-- Extract start --
Lin also created and posted fraudulent online profiles in the victim’s name and solicited rape fantasies, including “gang bang,” and other sexual activities, which in turn caused men to show up at the victim’s home. He also engaged in a number of other activities targeting the female victim, including relentless anonymous text messaging and hoaxes.

In addition to his former housemate, Lin engaged in cyberstalking activity aimed at six other individuals. Some were associated with the former housemate, and others were entirely unrelated. The additional victims include a female who was also Lin’s housemate in Newton at the time of Lin’s arrest. On multiple occasions, Lin also sent sexually explicit images of prepubescent children on an unsolicited basis to the victim’s mother, the victim’s co-worker and housemate, a friend of the victim who resided in New Jersey, and two of Lin’s former classmates in New York.
-- Extract end --
▶ Goal of the exercise: Rewrite the cyberstalking account from the words "Lin also created" through "messaging and hoaxes.", putting "unceasing" in place of "relentless". The lines come from a different source than the cyberstalking account.
-- Data records start --
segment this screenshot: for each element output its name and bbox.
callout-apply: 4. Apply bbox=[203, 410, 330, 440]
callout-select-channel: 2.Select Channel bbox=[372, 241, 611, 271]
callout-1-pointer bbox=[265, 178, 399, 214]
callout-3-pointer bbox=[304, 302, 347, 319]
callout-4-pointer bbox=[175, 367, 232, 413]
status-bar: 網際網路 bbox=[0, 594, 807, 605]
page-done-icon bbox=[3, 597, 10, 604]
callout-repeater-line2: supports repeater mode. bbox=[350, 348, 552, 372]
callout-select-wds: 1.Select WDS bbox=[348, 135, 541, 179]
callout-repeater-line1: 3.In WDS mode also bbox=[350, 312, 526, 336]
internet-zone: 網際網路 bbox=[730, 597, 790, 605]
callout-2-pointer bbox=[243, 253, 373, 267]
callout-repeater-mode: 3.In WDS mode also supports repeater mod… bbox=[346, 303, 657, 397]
-- Data records end --
▶ Answer in full:
Lin also created and posted fraudulent online profiles in the victim’s name and solicited rape fantasies, including “gang bang,” and other sexual activities, which in turn caused men to show up at the victim’s home. He also engaged in a number of other activities targeting the female victim, including unceasing anonymous text messaging and hoaxes.